* Records for this exercise:

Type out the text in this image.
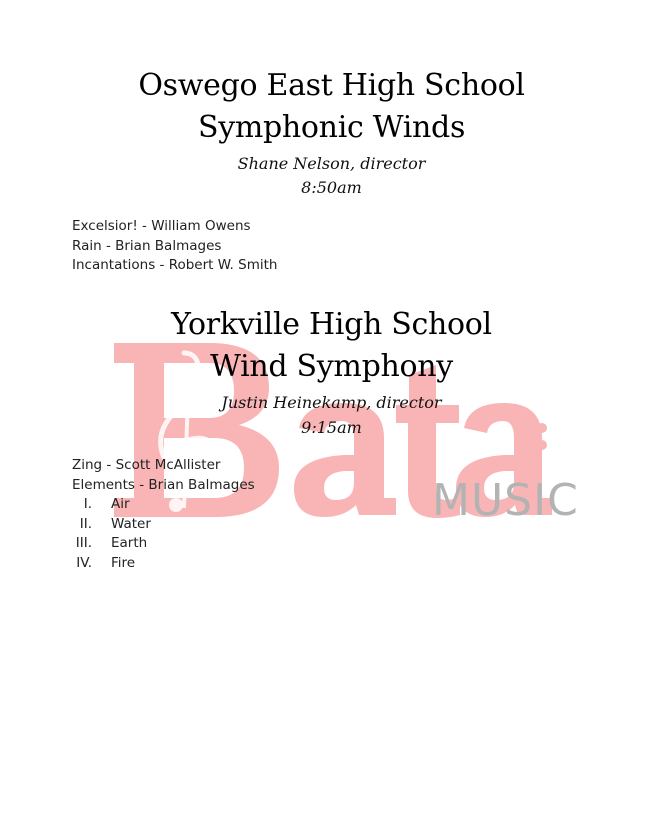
MUSIC
Oswego East High School
Symphonic Winds

Shane Nelson, director

8:50am

Excelsior! - William Owens
Rain - Brian Balmages
Incantations - Robert W. Smith
Yorkville High School
Wind Symphony

Justin Heinekamp, director

9:15am

Zing - Scott McAllister
Elements - Brian Balmages
I. Air
II. Water
III. Earth
IV. Fire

* What to produce:
All lines holding the word "High" should be picked out and copied.

* Response below:
Oswego East High School
Yorkville High School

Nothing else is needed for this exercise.